- Text shown
◆ ◆ ◆

The flying capacitor topology is a multilevel topology, that is an interesting choice especially for (but not limited to) the booster stage of a solar inverter. TDK technical note compares benefits of its CeraLink® anti-ferroelectric dielectric ceramic capacitors versus film capacitors in an example of solar inverters.
One of the well-established key requirements in solar inverters is their high efficiency. But also, their costs, size and weight are subject to continuous improvements. One approach to better fulfil all these demanding requirements simultaneously is the use of multilevel topologies. The main advantages of switching between multiple voltage levels are lower voltage stress for the semiconductors and lower ripple stress for the power chokes.
This means that lower-voltage semiconductors can be used, which are typically cheaper. Lower ripple stress for the chokes makes smaller and thereby lighter and cheaper choke designs possible. The flying capacitor topology is a multilevel topology, that is an interesting choice especially for (but not limited to) the booster stage of a solar inverter. As its name implies, it needs a capacitor as a key element.

◆ ◆ ◆

- Record excerpts

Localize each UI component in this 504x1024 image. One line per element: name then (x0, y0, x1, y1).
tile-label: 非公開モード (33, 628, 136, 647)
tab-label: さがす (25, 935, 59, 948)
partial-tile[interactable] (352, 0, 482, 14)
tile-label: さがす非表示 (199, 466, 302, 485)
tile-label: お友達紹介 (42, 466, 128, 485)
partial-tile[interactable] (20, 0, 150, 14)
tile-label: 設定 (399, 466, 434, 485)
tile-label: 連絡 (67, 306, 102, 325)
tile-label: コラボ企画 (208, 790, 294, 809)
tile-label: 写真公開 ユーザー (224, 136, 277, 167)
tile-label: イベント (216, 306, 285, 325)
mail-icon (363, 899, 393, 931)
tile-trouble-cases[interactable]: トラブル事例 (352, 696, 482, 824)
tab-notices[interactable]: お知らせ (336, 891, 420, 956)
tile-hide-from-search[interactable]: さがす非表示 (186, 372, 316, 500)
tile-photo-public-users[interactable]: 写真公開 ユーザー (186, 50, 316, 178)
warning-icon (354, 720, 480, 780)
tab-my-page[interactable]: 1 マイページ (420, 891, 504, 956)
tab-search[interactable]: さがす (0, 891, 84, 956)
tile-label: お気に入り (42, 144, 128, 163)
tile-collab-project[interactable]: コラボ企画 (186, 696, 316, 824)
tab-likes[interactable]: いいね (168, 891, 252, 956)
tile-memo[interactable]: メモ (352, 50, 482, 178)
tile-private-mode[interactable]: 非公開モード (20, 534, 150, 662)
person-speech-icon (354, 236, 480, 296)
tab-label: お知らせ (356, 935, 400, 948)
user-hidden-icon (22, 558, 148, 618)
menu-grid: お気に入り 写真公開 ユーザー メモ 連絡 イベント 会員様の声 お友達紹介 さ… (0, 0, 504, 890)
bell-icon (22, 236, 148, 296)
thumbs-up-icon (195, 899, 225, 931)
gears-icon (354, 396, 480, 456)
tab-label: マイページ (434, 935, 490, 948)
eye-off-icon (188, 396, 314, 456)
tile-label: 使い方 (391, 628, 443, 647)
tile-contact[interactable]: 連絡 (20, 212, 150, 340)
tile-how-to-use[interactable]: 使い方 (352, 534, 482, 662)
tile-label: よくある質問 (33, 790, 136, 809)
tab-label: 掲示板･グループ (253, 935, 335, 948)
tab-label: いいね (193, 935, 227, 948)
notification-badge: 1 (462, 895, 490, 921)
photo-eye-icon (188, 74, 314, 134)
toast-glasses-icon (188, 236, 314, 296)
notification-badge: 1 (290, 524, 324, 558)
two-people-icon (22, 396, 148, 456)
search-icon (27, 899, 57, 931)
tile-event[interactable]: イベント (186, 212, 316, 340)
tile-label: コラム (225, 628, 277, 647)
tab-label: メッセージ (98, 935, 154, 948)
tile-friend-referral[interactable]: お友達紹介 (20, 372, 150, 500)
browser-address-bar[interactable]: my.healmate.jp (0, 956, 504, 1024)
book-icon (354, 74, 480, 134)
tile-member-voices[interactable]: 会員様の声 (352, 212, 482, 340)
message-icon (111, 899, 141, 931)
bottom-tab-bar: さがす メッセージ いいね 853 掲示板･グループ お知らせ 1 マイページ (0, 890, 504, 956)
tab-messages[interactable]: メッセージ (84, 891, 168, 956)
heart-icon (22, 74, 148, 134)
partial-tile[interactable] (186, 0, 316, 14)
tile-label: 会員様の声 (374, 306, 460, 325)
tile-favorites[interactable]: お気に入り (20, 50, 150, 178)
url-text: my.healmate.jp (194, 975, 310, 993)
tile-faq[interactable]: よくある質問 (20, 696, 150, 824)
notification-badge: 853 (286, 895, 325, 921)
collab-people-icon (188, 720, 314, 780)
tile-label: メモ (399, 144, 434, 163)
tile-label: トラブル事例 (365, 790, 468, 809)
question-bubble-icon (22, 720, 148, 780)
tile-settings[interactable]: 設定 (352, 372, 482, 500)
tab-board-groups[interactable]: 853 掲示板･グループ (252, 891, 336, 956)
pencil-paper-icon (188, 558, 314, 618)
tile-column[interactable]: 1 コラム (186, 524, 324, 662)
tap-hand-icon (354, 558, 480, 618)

◆ ◆ ◆

- Explore the material
[1] Update the solar inverter passage from "One of the well-established" to "the power chokes.", swapping "high efficiency" for "high reliability".
[2] List the solar inverter properties that the solar inverter passage names as key requirements or as subject to continuous improvement.
[3] Proceed with the solar inverter passage from its last sentence.
The material has no connection to the solar inverter passage.

- Results of the tasks
[1]
One of the well-established key requirements in solar inverters is their high reliability. But also, their costs, size and weight are subject to continuous improvements. One approach to better fulfil all these demanding requirements simultaneously is the use of multilevel topologies. The main advantages of switching between multiple voltage levels are lower voltage stress for the semiconductors and lower ripple stress for the power chokes.

[2] high efficiency, costs, size, weight

[3]
In a flying capacitor multi-level converter, additional (intermediate) voltage levels (beyond the two levels naturally given by the DC link) are generated using additional capacitors.
These capacitors can float to different electric potentials depending on the switching state of the semiconductor switching structure connected to them. Therefore, they are called “flying capacitors”. Once when charged to the right voltage (e.g. half the DC link voltage), they act as a kind of “voltage sources” for the duration of the next half switching cycle, thus providing additional voltage levels.
As these capacitors are exposed to high ripple currents and switching frequencies by this modus operandi while they must maintain a certain voltage, it is important to carefully select the right components for this demanding application. In the following, we will consider some design examples and component proposals for them.
Throughout we assume ΔUFC = 80 Vpp as upper limit for the ripple voltage on the flying capacitor, a switching frequency of fSW = 16 kHz and a maximum peak current of Ipeak = 60A.
Therefore, the required capacitance of the flying capacitor is CFC = 24µF which can be calculated via equation. (Reference: Vincotech Technical paper “The Advantage and Operation of Flying-Capacitor Boosters”)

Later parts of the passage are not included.